Rétentions du souffle à poumons vide : le grand raccourci

Le vide, le plein, ce qui va de l'un à l'autre, expirations et inspirations, sont les quatre composantes de la respiration. Inspirations et expirations se font naturellement, automatiquement. Les rétentions à poumons pleins ou à poumons vides correspondent à des moments particuliers, anormaux pourrait-on dire, elles sont la conséquence d'événements internes ou externes, rarement d'une intention consciente. Dans le déroulement naturel de la respiration elles n'existent pour ainsi dire pas.

Les rétentions à poumons pleins évoquent l'expansion, l'ouverture, la circulation, elles sont une impulsion vers l'extérieur. Les rétentions à poumons vides sont l'inverse, la contraction, la rétraction, l'aspiration, le retour à un point central, sans temps ni espace, elles coagulent et immobilisent l'énergie et la pensée. Le plein est en rapport avec la vie, le mouvement, l'extérieur, le vide est en rapport avec la mort, l'immobilité, la solitude et l'intérieur. Toutes ces raisons et différences font que le plein est plus facile, mieux accepté, que le vide.

Sur le plan physiologique c'est la quantité d'oxygène contenu dans le sang qui détermine la capacité à tenir plus ou moins longtemps une rétention.

###

CONSIGNE 1 —
Dans le texte sur les rétentions du souffle, quel facteur physiologique détermine la capacité à tenir une rétention plus ou moins longtemps ?
CONSIGNE 2 —
Restituez l'intégralité du listing sous forme de tableau Markdown à deux colonnes, « N° » et « Ligne », en omettant les lignes vides.
Le texte et le listing n'ont aucun lien entre eux.

Enregistrements extraits d'une collection:
###

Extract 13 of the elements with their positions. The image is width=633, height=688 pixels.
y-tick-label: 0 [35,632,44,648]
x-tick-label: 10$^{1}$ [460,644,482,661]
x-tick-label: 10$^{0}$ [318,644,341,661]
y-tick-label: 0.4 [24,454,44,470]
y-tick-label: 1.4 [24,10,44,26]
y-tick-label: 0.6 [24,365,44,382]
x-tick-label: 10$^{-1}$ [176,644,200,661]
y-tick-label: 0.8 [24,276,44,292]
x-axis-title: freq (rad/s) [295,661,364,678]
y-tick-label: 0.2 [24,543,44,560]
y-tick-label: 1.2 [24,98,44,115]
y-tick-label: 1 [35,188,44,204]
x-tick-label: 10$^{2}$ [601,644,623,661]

###

RÉSULTAT ATTENDU 1 —
La quantité d'oxygène contenue dans le sang.

RÉSULTAT ATTENDU 2 —
| N° | Ligne |
|---|---|
| 1 | Extract 13 of the elements with their positions. The image is width=633, height=688 pixels. |
| 2 | y-tick-label: 0 [35,632,44,648] |
| 3 | x-tick-label: 10$^{1}$ [460,644,482,661] |
| 4 | x-tick-label: 10$^{0}$ [318,644,341,661] |
| 5 | y-tick-label: 0.4 [24,454,44,470] |
| 6 | y-tick-label: 1.4 [24,10,44,26] |
| 7 | y-tick-label: 0.6 [24,365,44,382] |
| 8 | x-tick-label: 10$^{-1}$ [176,644,200,661] |
| 9 | y-tick-label: 0.8 [24,276,44,292] |
| 10 | x-axis-title: freq (rad/s) [295,661,364,678] |
| 11 | y-tick-label: 0.2 [24,543,44,560] |
| 12 | y-tick-label: 1.2 [24,98,44,115] |
| 13 | y-tick-label: 1 [35,188,44,204] |
| 14 | x-tick-label: 10$^{2}$ [601,644,623,661] |